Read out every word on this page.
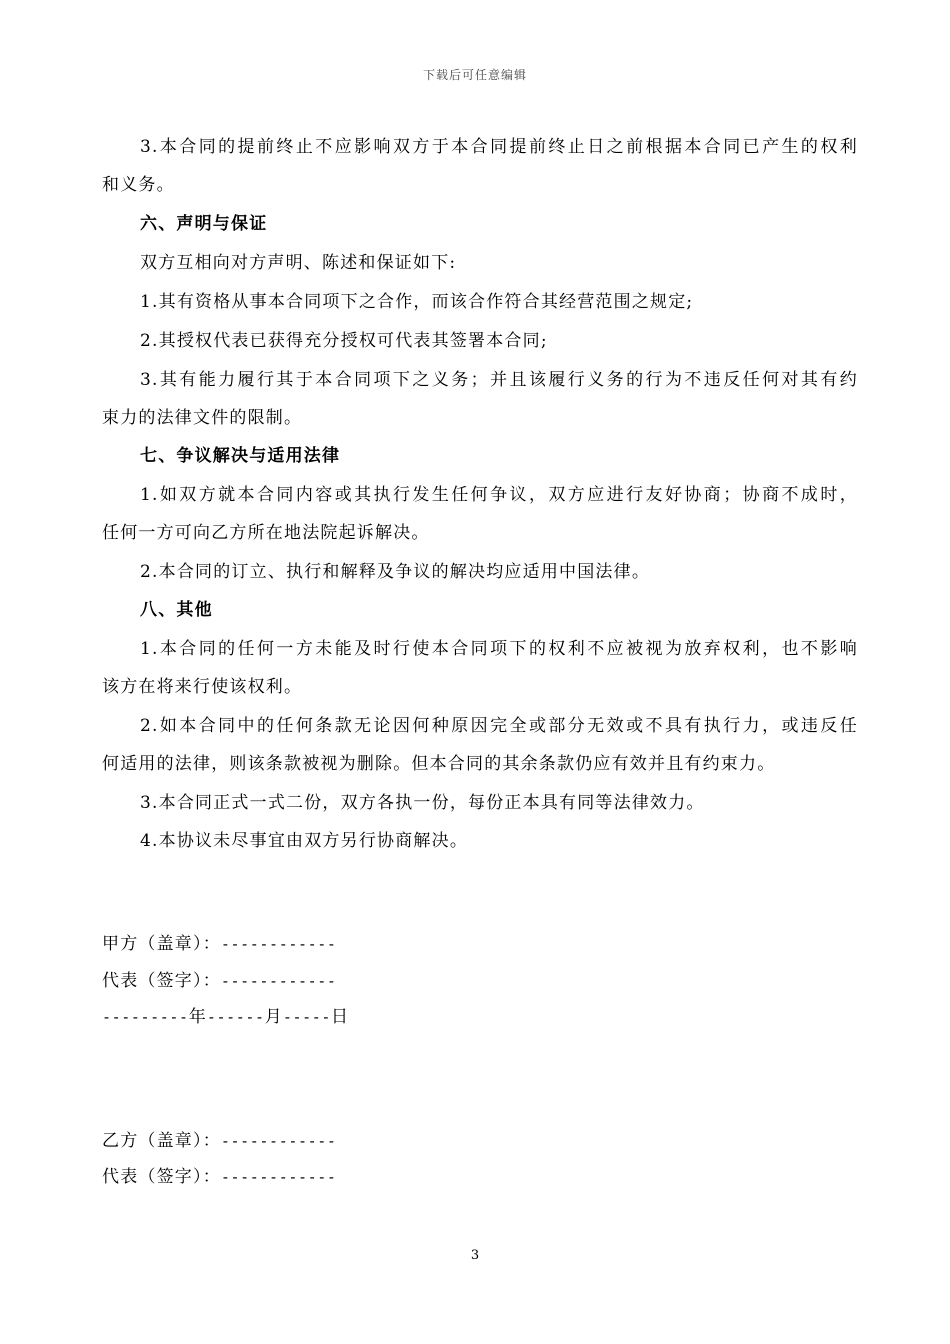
下载后可任意编辑
3.本合同的提前终止不应影响双方于本合同提前终止日之前根据本合同已产生的权利
和义务。
六、声明与保证
双方互相向对方声明、陈述和保证如下:
1.其有资格从事本合同项下之合作，而该合作符合其经营范围之规定;
2.其授权代表已获得充分授权可代表其签署本合同;
3.其有能力履行其于本合同项下之义务；并且该履行义务的行为不违反任何对其有约
束力的法律文件的限制。
七、争议解决与适用法律
1.如双方就本合同内容或其执行发生任何争议，双方应进行友好协商；协商不成时，
任何一方可向乙方所在地法院起诉解决。
2.本合同的订立、执行和解释及争议的解决均应适用中国法律。
八、其他
1.本合同的任何一方未能及时行使本合同项下的权利不应被视为放弃权利，也不影响
该方在将来行使该权利。
2.如本合同中的任何条款无论因何种原因完全或部分无效或不具有执行力，或违反任
何适用的法律，则该条款被视为删除。但本合同的其余条款仍应有效并且有约束力。
3.本合同正式一式二份，双方各执一份，每份正本具有同等法律效力。
4.本协议未尽事宜由双方另行协商解决。
甲方（盖章）：------------
代表（签字）：------------
---------年------月-----日
乙方（盖章）：------------
代表（签字）：------------
3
_____
Each entry shown above must be quoted exactly, with its pictures left out.

Read out every word on this page.
下载后可任意编辑
3.本合同的提前终止不应影响双方于本合同提前终止日之前根据本合同已产生的权利
和义务。
六、声明与保证
双方互相向对方声明、陈述和保证如下:
1.其有资格从事本合同项下之合作，而该合作符合其经营范围之规定;
2.其授权代表已获得充分授权可代表其签署本合同;
3.其有能力履行其于本合同项下之义务；并且该履行义务的行为不违反任何对其有约
束力的法律文件的限制。
七、争议解决与适用法律
1.如双方就本合同内容或其执行发生任何争议，双方应进行友好协商；协商不成时，
任何一方可向乙方所在地法院起诉解决。
2.本合同的订立、执行和解释及争议的解决均应适用中国法律。
八、其他
1.本合同的任何一方未能及时行使本合同项下的权利不应被视为放弃权利，也不影响
该方在将来行使该权利。
2.如本合同中的任何条款无论因何种原因完全或部分无效或不具有执行力，或违反任
何适用的法律，则该条款被视为删除。但本合同的其余条款仍应有效并且有约束力。
3.本合同正式一式二份，双方各执一份，每份正本具有同等法律效力。
4.本协议未尽事宜由双方另行协商解决。
甲方（盖章）：------------
代表（签字）：------------
---------年------月-----日
乙方（盖章）：------------
代表（签字）：------------
3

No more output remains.